:: What you will do ::
Check every line below for the word "далее" and give only the number of lines where it appears.

Records excerpted from a collection:
-*-*-
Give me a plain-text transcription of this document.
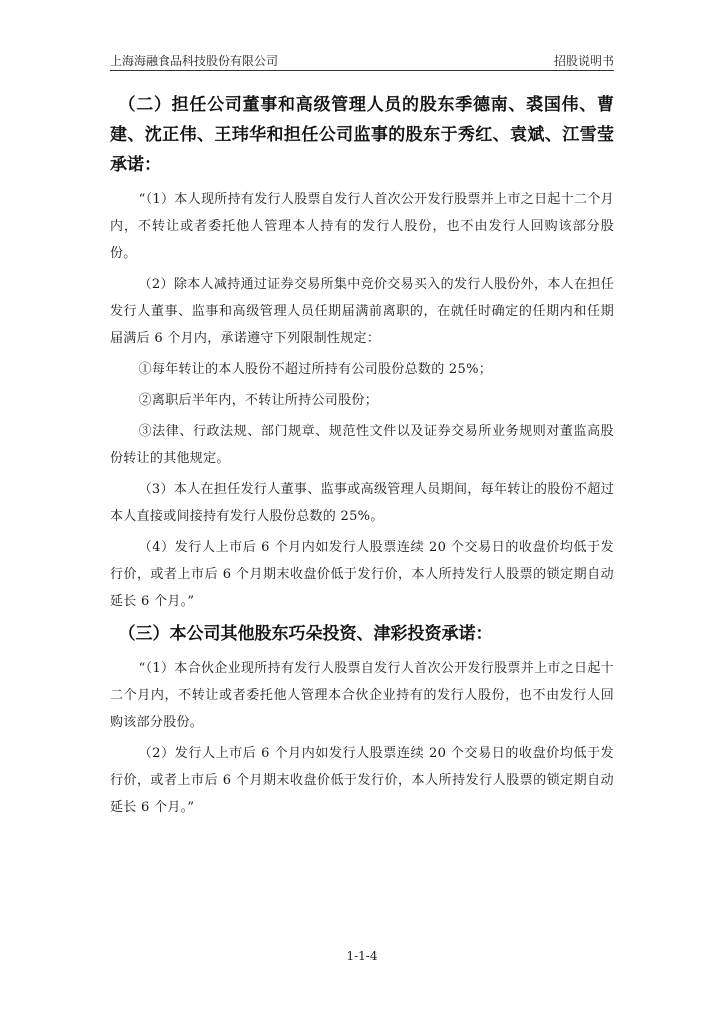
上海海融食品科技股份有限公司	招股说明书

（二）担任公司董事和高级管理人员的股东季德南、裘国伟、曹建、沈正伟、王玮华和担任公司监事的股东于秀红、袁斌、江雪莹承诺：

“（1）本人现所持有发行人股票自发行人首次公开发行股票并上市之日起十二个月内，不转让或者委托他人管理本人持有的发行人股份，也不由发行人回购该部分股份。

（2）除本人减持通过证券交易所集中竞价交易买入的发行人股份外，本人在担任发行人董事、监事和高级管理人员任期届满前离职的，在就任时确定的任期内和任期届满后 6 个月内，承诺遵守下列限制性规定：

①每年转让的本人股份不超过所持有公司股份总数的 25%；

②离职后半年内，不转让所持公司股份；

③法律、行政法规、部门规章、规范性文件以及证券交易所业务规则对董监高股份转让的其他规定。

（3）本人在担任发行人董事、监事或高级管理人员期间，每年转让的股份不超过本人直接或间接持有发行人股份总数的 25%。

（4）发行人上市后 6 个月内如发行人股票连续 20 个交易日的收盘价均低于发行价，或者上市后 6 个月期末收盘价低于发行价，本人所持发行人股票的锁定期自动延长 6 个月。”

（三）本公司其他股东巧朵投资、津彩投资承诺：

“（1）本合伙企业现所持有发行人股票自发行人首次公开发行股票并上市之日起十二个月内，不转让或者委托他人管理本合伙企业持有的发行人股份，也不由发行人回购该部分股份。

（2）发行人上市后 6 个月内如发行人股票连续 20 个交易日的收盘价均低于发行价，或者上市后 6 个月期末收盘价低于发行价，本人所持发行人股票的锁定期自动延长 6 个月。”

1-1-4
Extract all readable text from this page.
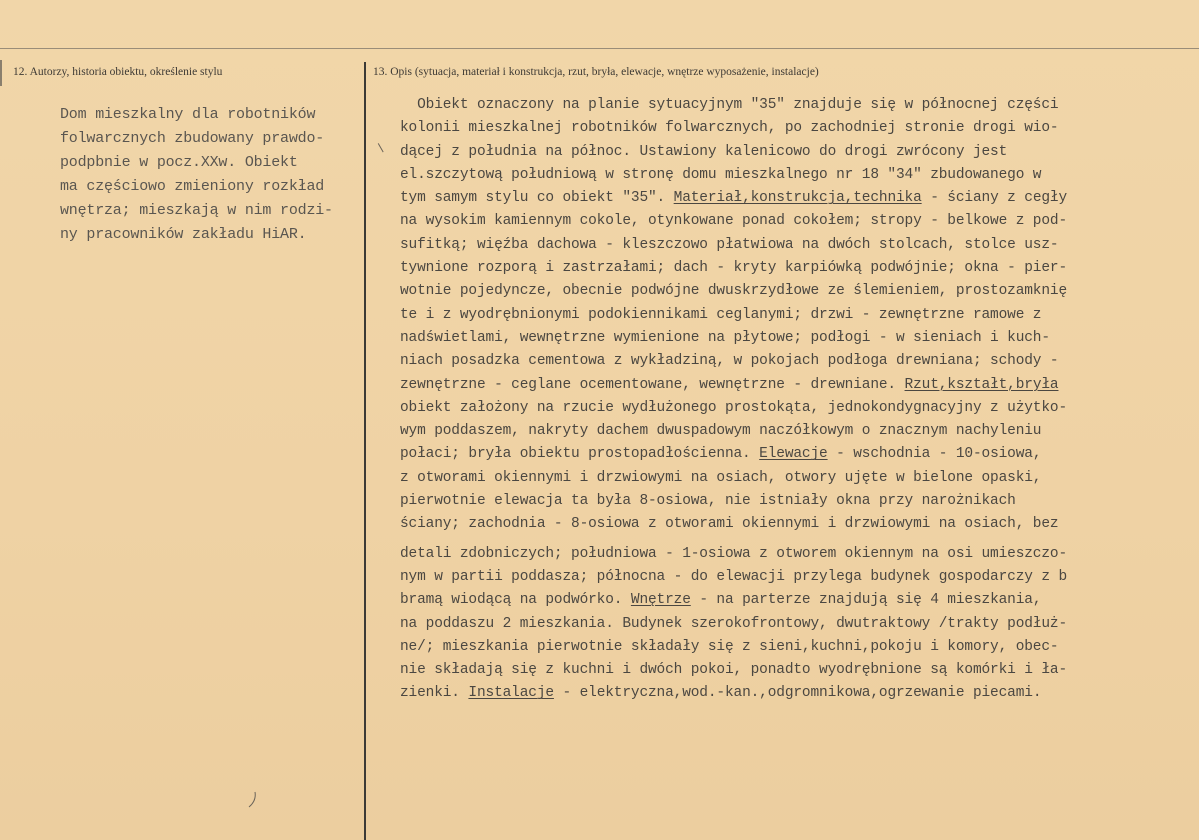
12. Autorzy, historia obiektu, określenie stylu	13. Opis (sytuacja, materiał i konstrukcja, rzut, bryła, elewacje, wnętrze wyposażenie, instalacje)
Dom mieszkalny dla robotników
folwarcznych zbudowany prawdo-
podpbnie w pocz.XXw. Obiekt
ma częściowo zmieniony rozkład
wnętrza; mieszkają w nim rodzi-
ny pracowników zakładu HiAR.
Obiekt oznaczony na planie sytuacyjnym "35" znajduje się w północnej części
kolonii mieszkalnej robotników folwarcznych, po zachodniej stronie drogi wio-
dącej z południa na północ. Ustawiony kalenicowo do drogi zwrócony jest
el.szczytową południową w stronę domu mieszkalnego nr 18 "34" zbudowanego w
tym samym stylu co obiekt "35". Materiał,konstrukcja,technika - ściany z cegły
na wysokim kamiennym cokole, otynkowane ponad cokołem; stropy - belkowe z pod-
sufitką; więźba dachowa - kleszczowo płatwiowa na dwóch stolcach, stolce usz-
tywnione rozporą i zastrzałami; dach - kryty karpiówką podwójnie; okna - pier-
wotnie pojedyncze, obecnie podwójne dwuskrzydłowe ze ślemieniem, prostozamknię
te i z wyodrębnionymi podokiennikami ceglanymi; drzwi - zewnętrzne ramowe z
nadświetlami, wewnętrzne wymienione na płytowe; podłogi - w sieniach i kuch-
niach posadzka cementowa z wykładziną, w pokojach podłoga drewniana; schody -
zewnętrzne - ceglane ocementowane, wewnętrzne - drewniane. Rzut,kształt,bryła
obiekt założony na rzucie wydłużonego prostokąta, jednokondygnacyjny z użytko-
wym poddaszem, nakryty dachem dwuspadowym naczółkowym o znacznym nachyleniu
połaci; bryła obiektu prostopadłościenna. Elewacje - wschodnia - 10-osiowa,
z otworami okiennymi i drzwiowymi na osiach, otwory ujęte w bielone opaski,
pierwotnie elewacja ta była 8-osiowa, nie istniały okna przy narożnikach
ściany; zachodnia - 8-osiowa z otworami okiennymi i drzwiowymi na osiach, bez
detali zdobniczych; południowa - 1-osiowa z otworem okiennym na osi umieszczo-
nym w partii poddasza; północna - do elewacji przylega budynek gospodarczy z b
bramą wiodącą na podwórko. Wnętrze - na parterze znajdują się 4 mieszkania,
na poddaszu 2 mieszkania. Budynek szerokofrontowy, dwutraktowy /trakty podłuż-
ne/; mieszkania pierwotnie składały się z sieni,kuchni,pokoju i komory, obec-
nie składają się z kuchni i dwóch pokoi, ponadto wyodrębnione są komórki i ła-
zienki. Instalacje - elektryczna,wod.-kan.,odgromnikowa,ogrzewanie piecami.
-*-*-
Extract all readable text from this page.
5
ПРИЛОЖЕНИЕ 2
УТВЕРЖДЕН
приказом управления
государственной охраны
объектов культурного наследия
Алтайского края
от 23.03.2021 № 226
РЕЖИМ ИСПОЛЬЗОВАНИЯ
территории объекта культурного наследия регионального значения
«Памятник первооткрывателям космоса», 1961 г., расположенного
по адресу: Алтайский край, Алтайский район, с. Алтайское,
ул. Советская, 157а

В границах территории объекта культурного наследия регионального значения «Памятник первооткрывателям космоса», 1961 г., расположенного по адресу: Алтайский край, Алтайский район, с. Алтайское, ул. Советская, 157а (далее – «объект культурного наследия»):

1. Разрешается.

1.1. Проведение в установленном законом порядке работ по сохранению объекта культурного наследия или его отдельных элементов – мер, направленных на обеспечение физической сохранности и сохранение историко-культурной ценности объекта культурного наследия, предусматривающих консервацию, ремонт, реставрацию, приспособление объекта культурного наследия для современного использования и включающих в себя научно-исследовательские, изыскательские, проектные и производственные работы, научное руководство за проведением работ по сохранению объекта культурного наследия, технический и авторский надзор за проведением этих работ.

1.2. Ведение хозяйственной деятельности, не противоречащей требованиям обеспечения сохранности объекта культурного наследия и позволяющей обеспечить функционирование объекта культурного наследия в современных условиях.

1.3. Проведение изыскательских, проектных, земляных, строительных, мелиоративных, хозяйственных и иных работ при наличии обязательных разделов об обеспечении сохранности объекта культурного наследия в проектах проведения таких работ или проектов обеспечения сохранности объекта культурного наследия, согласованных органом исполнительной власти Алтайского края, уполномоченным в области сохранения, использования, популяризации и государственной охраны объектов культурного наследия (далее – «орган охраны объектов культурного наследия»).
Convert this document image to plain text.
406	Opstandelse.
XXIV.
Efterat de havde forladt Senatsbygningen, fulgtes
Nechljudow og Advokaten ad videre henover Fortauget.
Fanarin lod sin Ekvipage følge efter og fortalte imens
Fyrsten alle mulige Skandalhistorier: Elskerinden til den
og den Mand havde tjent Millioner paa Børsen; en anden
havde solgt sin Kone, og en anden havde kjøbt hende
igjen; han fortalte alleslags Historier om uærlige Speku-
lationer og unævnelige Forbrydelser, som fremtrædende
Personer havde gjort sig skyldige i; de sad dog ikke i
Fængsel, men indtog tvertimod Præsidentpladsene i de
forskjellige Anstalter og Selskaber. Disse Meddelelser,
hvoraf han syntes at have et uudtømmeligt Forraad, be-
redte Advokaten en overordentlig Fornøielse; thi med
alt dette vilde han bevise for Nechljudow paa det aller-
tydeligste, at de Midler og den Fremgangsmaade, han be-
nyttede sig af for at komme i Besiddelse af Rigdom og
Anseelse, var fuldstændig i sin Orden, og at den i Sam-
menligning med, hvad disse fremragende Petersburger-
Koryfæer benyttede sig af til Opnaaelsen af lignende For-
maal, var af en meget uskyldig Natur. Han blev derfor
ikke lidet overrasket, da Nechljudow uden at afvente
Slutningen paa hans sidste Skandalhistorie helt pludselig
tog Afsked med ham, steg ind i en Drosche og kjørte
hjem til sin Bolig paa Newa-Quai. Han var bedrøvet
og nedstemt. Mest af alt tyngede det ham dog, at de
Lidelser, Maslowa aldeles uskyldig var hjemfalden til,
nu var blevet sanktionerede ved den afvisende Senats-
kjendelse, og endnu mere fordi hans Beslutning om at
-*-*-
:: Result ::
2